* _Поставленная задача 1_: Выведите без изменений фрагмент текста о фонтанах, начиная со слов «Кстати иль некстати» и заканчивая словами «вся улица спит.» включительно.
* _Поставленная задача 2_: Перечислите все цвета, которые упоминаются в тексте о фонтанах, и для каждого укажите, к чему он относится.
* _Поставленная задача 3_: Подхватите текст о фонтанах и продолжите его после последнего приведенного предложения.

* _Текст документа_:
※ ※ ※

У подножия этих обрывов – выступы, их мы называли скалками, – бил сильный родниковый фонтан. Он был обстроен красивым цилиндрическим как бы зданием, из глухой стены которого торчала труба, загнутая вниз, откуда непрерывным мощным потоком текла вкуснейшая родниковая вода. Мы его так и называли "Круглый фонтан", и иногда бегали туда вниз с бидончиком, чтобы доставить домой этот изумительно прозрачный холоднющий напиток, заметно отличающийся от той воды, которую развозил по нашей улице турок-водовоз в деревянной большущей бочке на лошади. Водовоз громко кричал "воды-вода", и к нему спешили хозяйки с ведрами. Особенно запомнились мне пахнущие травой и еще чем-то очень домашним мягкие губы его серенькой смирной лошади, и еще головной убор хозяина, восседавшего высоко на козлах: на фоне синего крымского неба ярко-красная турецкая феска смотрелась в каком-то незабываемо-колоритном сочетании. Ведро воды стоило пол-копейки (такая монетка имела хождение даже в начале тридцатых), два ведра – копейку. И все равно вода из Круглого фонтана была куда вкуснее; как я потом узнал из книг, он бил здесь практически вечно и числился в списках самых мощных городских фонтанов; к сожалению, после войны он оказался за чьим-то "спецзабором", и больше я его не видел.
Три из множества тогдашних городских фонтанов.
– Под петровскими скалами – (теперь недоступен (а может и разрушен).
– До 40-х годов – главный фонтан города. Затем на его месте – памятник Ленину. 90-е годы: на этой площади мои земляки проводят бурные митинги.
– Источник под горсадом. Лик сбили, вода негодна: просачиваются нечистоты.
Кстати иль некстати – об извозчиках с бочками. У конных водовозов бочки на двуколках с высоченными колесами были короткими и широкими, с краном в задней нижней части. А были и другие бочки на четырехколесных телегах, узкие и длинные, наподобие огурца со срезанными концами, с квадратным люком наверху; сбоку подводы с этой странной деревянной цистерной был приторочен деревянный же ковш, емкостью с ведро, на длинной-предлинной ручке. Днем этих «транспортов» не было видно, появлялись они на улицах лишь очень поздним вечером: специфика их была такой, что работа могла производиться лишь когда вся улица спит.

※ ※ ※

* _Перечень данных_:
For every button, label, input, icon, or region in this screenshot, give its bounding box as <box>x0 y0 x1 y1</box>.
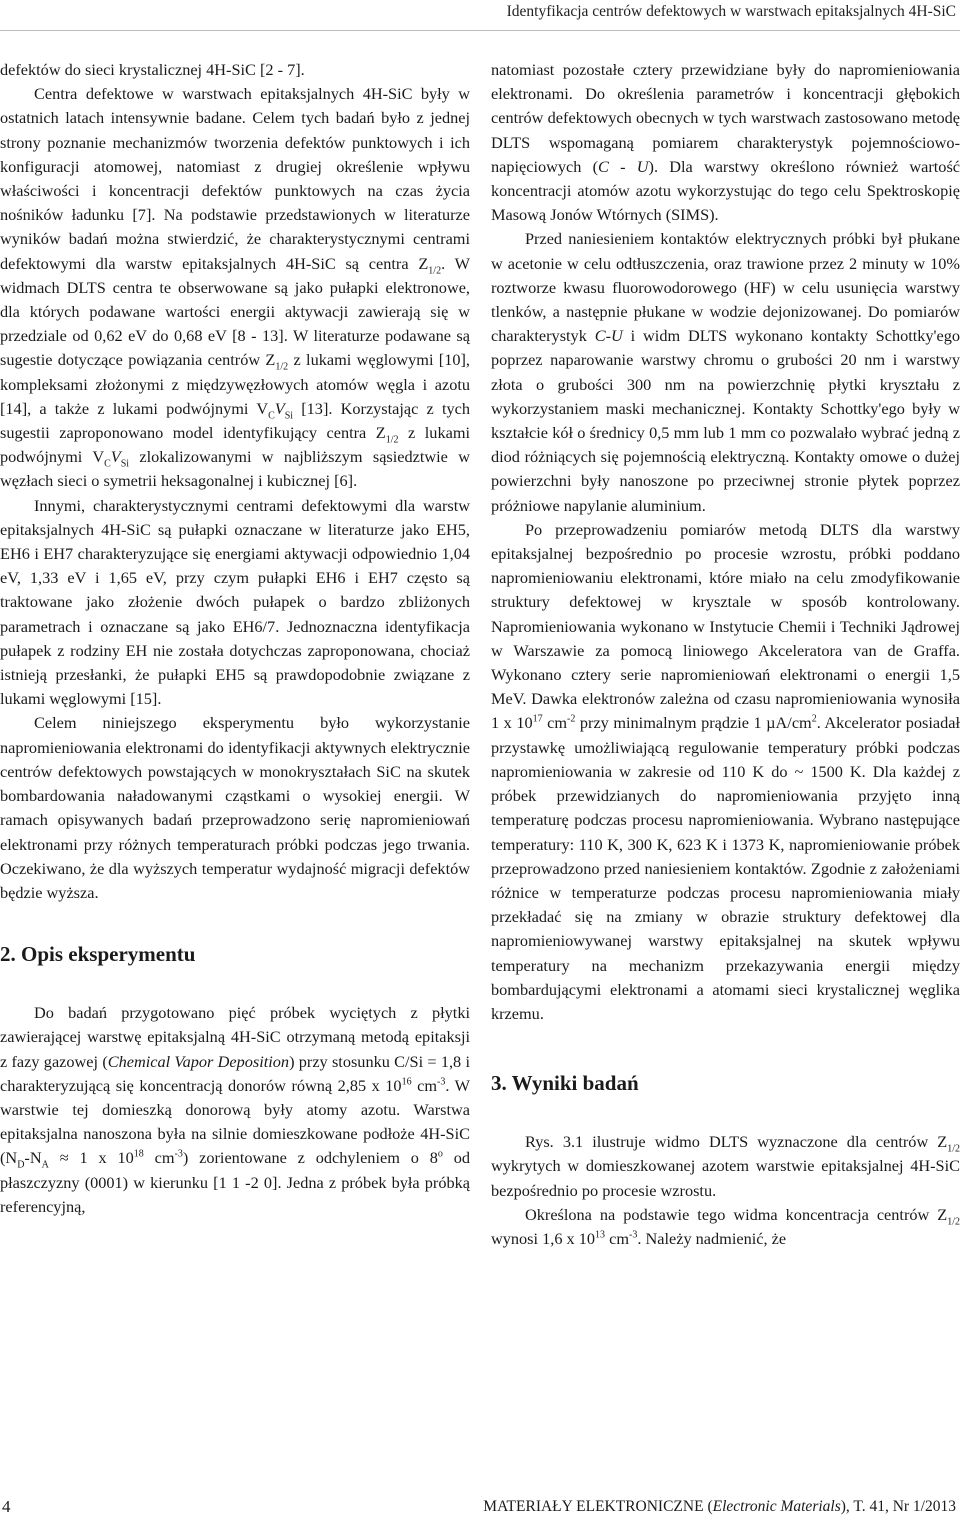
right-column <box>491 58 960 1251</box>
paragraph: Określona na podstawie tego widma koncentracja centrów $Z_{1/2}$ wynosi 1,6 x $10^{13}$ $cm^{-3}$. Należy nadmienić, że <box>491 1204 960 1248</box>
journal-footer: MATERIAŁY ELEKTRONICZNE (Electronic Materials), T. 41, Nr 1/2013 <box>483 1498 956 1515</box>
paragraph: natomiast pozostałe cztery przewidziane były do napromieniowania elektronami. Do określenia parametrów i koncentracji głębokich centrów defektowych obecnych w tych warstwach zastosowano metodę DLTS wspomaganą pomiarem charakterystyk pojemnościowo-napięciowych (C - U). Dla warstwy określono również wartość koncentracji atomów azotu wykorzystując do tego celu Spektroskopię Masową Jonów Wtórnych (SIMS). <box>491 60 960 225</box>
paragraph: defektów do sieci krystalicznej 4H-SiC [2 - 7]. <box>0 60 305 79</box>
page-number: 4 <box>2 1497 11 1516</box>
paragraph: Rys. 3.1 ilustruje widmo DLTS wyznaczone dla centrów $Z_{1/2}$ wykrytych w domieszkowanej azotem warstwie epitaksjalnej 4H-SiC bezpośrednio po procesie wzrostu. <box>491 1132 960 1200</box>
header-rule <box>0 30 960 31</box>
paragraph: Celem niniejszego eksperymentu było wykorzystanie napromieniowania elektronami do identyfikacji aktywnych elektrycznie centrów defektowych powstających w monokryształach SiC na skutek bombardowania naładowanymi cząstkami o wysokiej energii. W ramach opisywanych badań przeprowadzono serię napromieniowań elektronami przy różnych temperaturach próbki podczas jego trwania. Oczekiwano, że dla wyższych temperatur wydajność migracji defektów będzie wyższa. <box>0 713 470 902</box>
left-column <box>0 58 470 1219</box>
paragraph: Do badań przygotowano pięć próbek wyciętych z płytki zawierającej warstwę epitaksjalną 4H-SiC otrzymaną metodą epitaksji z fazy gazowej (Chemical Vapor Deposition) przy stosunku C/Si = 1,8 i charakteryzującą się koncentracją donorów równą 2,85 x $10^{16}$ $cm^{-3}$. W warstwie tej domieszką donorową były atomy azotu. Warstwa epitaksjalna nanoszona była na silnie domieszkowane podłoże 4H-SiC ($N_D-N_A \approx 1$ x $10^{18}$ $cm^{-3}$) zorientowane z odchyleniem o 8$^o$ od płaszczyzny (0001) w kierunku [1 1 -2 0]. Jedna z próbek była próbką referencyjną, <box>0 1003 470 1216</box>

※ ※ ※

* _Письменный ответ 1_:
Кстати иль некстати – об извозчиках с бочками. У конных водовозов бочки на двуколках с высоченными колесами были короткими и широкими, с краном в задней нижней части. А были и другие бочки на четырехколесных телегах, узкие и длинные, наподобие огурца со срезанными концами, с квадратным люком наверху; сбоку подводы с этой странной деревянной цистерной был приторочен деревянный же ковш, емкостью с ведро, на длинной-предлинной ручке. Днем этих «транспортов» не было видно, появлялись они на улицах лишь очень поздним вечером: специфика их была такой, что работа могла производиться лишь когда вся улица спит.

* _Письменный ответ 2_: В тексте упомянуты три цвета. Серый цвет относится к смирной лошади водовоза. Синий цвет относится к крымскому небу. Ярко-красный цвет относится к турецкой феске водовоза.

* _Письменный ответ 3_:
К приезду, такого "…воза" (полностью привести начало названия не решаюсь) открывались настежь ворота, он въезжал во двор, к уже открытому хозяевами боковому люку нужника, вместилище которого, высеченное под двором в известняке, наполнено до верху – в скалу это содержимое не очень-то впитывалось. "Золотарь" (более пристойное название этого специалиста) открывал люк своей бочки, снимал ковш, опускал его в нужник, зачерпывал пополнее, и, натужившись, делал его рукоятью широкую восходящую дугу с тем, чтобы вылить в свою бочку первую порцию. Работа эта была очень тяжелой (на дальнем конце трехметровой рукоятки – и без того увесистый бочоночек ковша из толстой деревянной клепки с двумя обручами, а тем более наполненный "начинкой"), и очень долгой: сколько "рейсов" этим ковшом нужно было сделать из одного вместилища в другое! При всем профессионализме и ловкости "…воза" не избежать было ни подтеков, ни брызг, и тут возникало и плыло над кварталом невидимое, но круто-густое облако зловонно-приторного смрада, от которого не спасали даже плотно закрытые форточки.
Вот почему "золотарей" приглашали только на ночь, дабы не портить настроение, аппетит и все остальное горожанам. А спящие, как утверждалось, зловоние не воспринимают. "Дух" исходил и от телеги, и от бедняги-лошади, и, конечно же, от одежд и тела возничего – запах пропитывал все это насквозь и надолго. Зато платили этим специалистам очень прилично – а что было делать? О канализации у нас тогда не было и речи, так же как и о водопроводе. Все это появилось в нашем скалистом микрорайоне лишь в сороковые-пятидесятые годы.
С этими скалами связано у меня и множество других воспоминаний. Например, такое: кто-то из ребят (а может и взрослых) наверху этих утесов-скалок высекал из известняка не просто миниатюрные, как бы игрушечные, комнаты-домики, а целые дворцы, замки, города – с улицами, переулками, ступеньками, аркадами. Работа делалась очень тонко и добросовестно, словно для маленьких скальных гномов, здесь обитающих. Месяц от месяца скальный "городок" усложнялся, обрастая новыми сооружениями и "коммуникациями", а затем… затем чья-то злая рука разрушала, выбивала все это до мельчайшей впадинки.
Проходили месяцы, и мы в укромном уголке какой-нибудь другой скалки с восторгом замечали начало закладки нового каменного микрогородка, не менее сказочного, чем тот, уничтоженный… К сожалению, его ждала прежняя судьба – полное разрушение. Я застал четыре таких возрождения скальных "микрополисов" – и пять их разрушений. Кто был безвестным мастером этих творений, куда делся, почему после совсем прервал работу – осталось тайной. Равно как и то, кто разрушал эти чудо-творения и с какой целью. Неужели сам ваятель?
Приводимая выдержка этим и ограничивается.